** begin PROVIDED DATA **
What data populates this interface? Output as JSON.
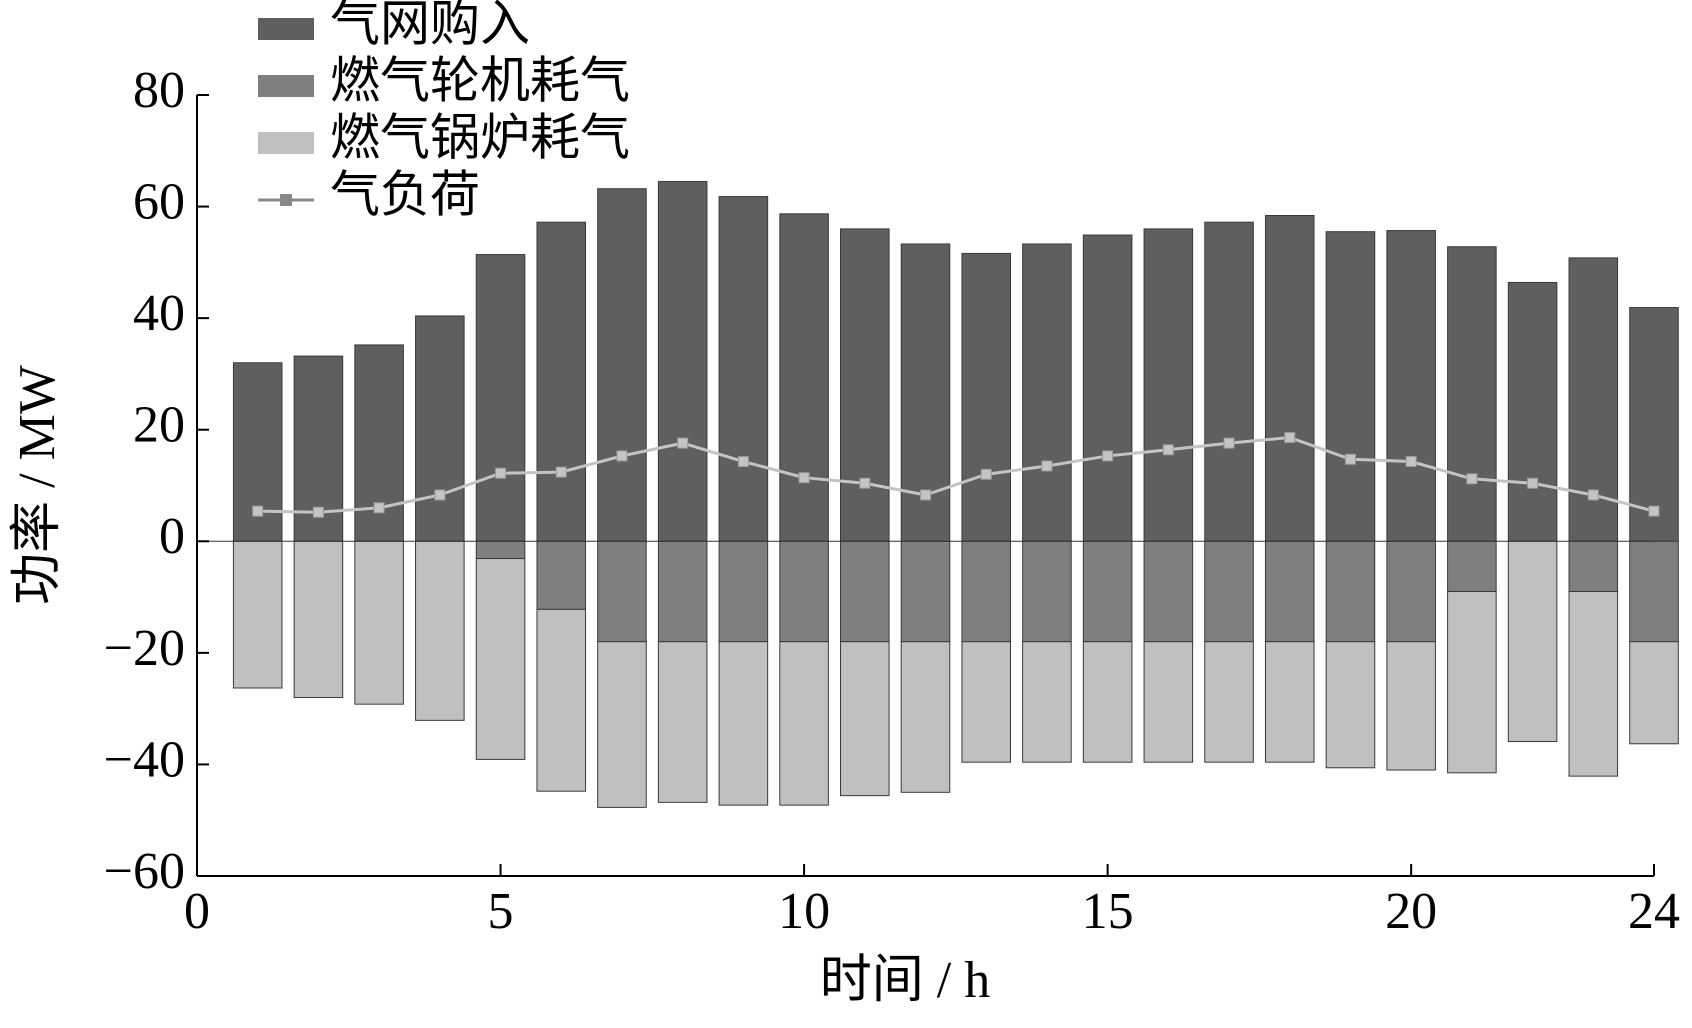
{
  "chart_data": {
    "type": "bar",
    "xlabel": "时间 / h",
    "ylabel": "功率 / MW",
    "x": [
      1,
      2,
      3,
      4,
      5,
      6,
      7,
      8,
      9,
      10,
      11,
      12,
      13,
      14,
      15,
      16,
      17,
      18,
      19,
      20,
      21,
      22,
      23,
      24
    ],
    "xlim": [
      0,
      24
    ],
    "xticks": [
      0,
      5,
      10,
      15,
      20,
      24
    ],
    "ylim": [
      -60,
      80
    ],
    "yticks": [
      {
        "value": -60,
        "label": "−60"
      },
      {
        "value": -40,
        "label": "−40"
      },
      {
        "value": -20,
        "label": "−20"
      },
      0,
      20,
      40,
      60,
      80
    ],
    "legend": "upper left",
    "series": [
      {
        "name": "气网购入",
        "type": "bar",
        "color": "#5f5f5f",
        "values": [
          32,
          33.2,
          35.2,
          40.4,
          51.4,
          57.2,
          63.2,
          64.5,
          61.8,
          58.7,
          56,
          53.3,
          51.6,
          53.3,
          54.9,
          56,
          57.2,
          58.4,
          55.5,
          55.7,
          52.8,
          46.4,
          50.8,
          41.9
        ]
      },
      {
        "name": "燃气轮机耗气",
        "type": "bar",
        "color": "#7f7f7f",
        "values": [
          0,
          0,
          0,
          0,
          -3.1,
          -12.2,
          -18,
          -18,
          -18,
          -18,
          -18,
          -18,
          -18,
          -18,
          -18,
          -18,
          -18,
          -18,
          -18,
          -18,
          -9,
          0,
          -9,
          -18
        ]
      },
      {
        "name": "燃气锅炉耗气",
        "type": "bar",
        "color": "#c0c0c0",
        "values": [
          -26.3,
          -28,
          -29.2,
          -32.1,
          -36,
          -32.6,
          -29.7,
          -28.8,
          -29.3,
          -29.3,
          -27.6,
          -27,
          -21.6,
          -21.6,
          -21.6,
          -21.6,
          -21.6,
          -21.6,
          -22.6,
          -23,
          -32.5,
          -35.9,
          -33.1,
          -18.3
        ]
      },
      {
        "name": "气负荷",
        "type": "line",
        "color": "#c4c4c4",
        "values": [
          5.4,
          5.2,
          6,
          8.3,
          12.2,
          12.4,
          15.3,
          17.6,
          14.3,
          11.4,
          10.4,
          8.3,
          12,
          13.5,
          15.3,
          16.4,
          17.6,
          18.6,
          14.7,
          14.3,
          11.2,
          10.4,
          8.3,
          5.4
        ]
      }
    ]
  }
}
** end PROVIDED DATA **
## [GIVEN TASK]
Search the lines for the string "name" and copy every line that has it.

## [COMPLETE OUTPUT]
        "name": "气网购入",
        "name": "燃气轮机耗气",
        "name": "燃气锅炉耗气",
        "name": "气负荷",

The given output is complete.